▶ SHORT EXERCISE:
All of the entries must be reproduced exactly, with no images carried over.

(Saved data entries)
——

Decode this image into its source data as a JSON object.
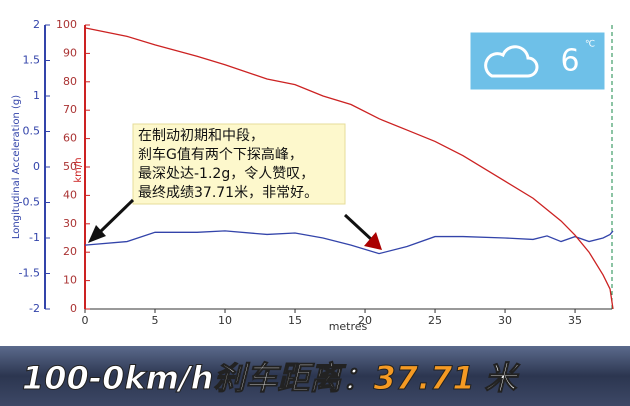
{
  "chart_data": {
    "type": "line",
    "x_label": "metres",
    "y_label": "Longitudinal Acceleration (g)",
    "y2_label": "km/h",
    "x": [
      0,
      3,
      5,
      8,
      10,
      13,
      15,
      17,
      19,
      21,
      23,
      25,
      27,
      30,
      32,
      33,
      34,
      35,
      36,
      37,
      37.5,
      37.71
    ],
    "series": [
      {
        "color": "#3344aa",
        "values": [
          -1.1,
          -1.05,
          -0.92,
          -0.92,
          -0.9,
          -0.95,
          -0.93,
          -1.0,
          -1.1,
          -1.22,
          -1.12,
          -0.98,
          -0.98,
          -1.0,
          -1.02,
          -0.97,
          -1.05,
          -0.98,
          -1.05,
          -1.0,
          -0.95,
          -0.9
        ]
      },
      {
        "color": "#cc2222",
        "axis": "y2",
        "values": [
          99,
          96,
          93,
          89,
          86,
          81,
          79,
          75,
          72,
          67,
          63,
          59,
          54,
          45,
          39,
          35,
          31,
          26,
          20,
          12,
          7,
          0
        ]
      }
    ],
    "xlim": [
      0,
      37.71
    ],
    "xticks": [
      0,
      5,
      10,
      15,
      20,
      25,
      30,
      35
    ],
    "ylim": [
      -2,
      2
    ],
    "yticks": [
      -2,
      -1.5,
      -1,
      -0.5,
      0,
      0.5,
      1,
      1.5,
      2
    ],
    "y2lim": [
      0,
      100
    ],
    "y2ticks": [
      0,
      10,
      20,
      30,
      40,
      50,
      60,
      70,
      80,
      90,
      100
    ],
    "annotation": [
      "在制动初期和中段，",
      "刹车G值有两个下探高峰，",
      "最深处达-1.2g，令人赞叹，",
      "最终成绩37.71米，非常好。"
    ],
    "weather": {
      "temperature": "6",
      "unit": "℃"
    },
    "banner": {
      "text": "100-0km/h刹车距离：",
      "value": "37.71",
      "unit": "米"
    }
  }
}
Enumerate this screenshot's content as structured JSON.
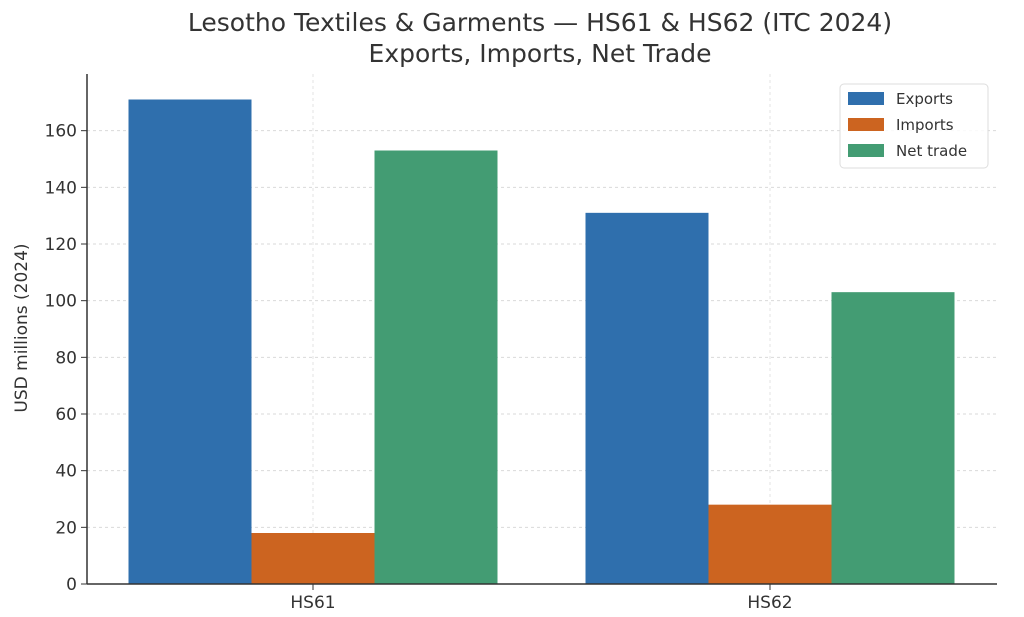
{
  "chart_data": {
    "type": "bar",
    "title": "Lesotho Textiles & Garments — HS61 & HS62 (ITC 2024)",
    "subtitle": "Exports, Imports, Net Trade",
    "xlabel": "",
    "ylabel": "USD millions (2024)",
    "categories": [
      "HS61",
      "HS62"
    ],
    "series": [
      {
        "name": "Exports",
        "color": "#2f6fad",
        "values": [
          171,
          131
        ]
      },
      {
        "name": "Imports",
        "color": "#cc6420",
        "values": [
          18,
          28
        ]
      },
      {
        "name": "Net trade",
        "color": "#439c73",
        "values": [
          153,
          103
        ]
      }
    ],
    "ylim": [
      0,
      180
    ],
    "yticks": [
      "0",
      "20",
      "40",
      "60",
      "80",
      "100",
      "120",
      "140",
      "160"
    ],
    "grid": true,
    "legend_position": "top-right"
  }
}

——

▶ THE RESPONSE:
Decode this image into its source data as a JSON object.
{
  "chart_data": {
    "type": "line",
    "x_label": "metres",
    "y_label": "Longitudinal Acceleration (g)",
    "y2_label": "km/h",
    "x": [
      0,
      3,
      5,
      8,
      10,
      13,
      15,
      17,
      19,
      21,
      23,
      25,
      27,
      30,
      32,
      33,
      34,
      35,
      36,
      37,
      37.5,
      37.71
    ],
    "series": [
      {
        "color": "#3344aa",
        "values": [
          -1.1,
          -1.05,
          -0.92,
          -0.92,
          -0.9,
          -0.95,
          -0.93,
          -1.0,
          -1.1,
          -1.22,
          -1.12,
          -0.98,
          -0.98,
          -1.0,
          -1.02,
          -0.97,
          -1.05,
          -0.98,
          -1.05,
          -1.0,
          -0.95,
          -0.9
        ]
      },
      {
        "color": "#cc2222",
        "axis": "y2",
        "values": [
          99,
          96,
          93,
          89,
          86,
          81,
          79,
          75,
          72,
          67,
          63,
          59,
          54,
          45,
          39,
          35,
          31,
          26,
          20,
          12,
          7,
          0
        ]
      }
    ],
    "xlim": [
      0,
      37.71
    ],
    "xticks": [
      0,
      5,
      10,
      15,
      20,
      25,
      30,
      35
    ],
    "ylim": [
      -2,
      2
    ],
    "yticks": [
      -2,
      -1.5,
      -1,
      -0.5,
      0,
      0.5,
      1,
      1.5,
      2
    ],
    "y2lim": [
      0,
      100
    ],
    "y2ticks": [
      0,
      10,
      20,
      30,
      40,
      50,
      60,
      70,
      80,
      90,
      100
    ],
    "annotation": [
      "在制动初期和中段，",
      "刹车G值有两个下探高峰，",
      "最深处达-1.2g，令人赞叹，",
      "最终成绩37.71米，非常好。"
    ],
    "weather": {
      "temperature": "6",
      "unit": "℃"
    },
    "banner": {
      "text": "100-0km/h刹车距离：",
      "value": "37.71",
      "unit": "米"
    }
  }
}
Enumerate this screenshot's content as structured JSON.
{
  "chart_data": {
    "type": "bar",
    "title": "Lesotho Textiles & Garments — HS61 & HS62 (ITC 2024)",
    "subtitle": "Exports, Imports, Net Trade",
    "xlabel": "",
    "ylabel": "USD millions (2024)",
    "categories": [
      "HS61",
      "HS62"
    ],
    "series": [
      {
        "name": "Exports",
        "color": "#2f6fad",
        "values": [
          171,
          131
        ]
      },
      {
        "name": "Imports",
        "color": "#cc6420",
        "values": [
          18,
          28
        ]
      },
      {
        "name": "Net trade",
        "color": "#439c73",
        "values": [
          153,
          103
        ]
      }
    ],
    "ylim": [
      0,
      180
    ],
    "yticks": [
      "0",
      "20",
      "40",
      "60",
      "80",
      "100",
      "120",
      "140",
      "160"
    ],
    "grid": true,
    "legend_position": "top-right"
  }
}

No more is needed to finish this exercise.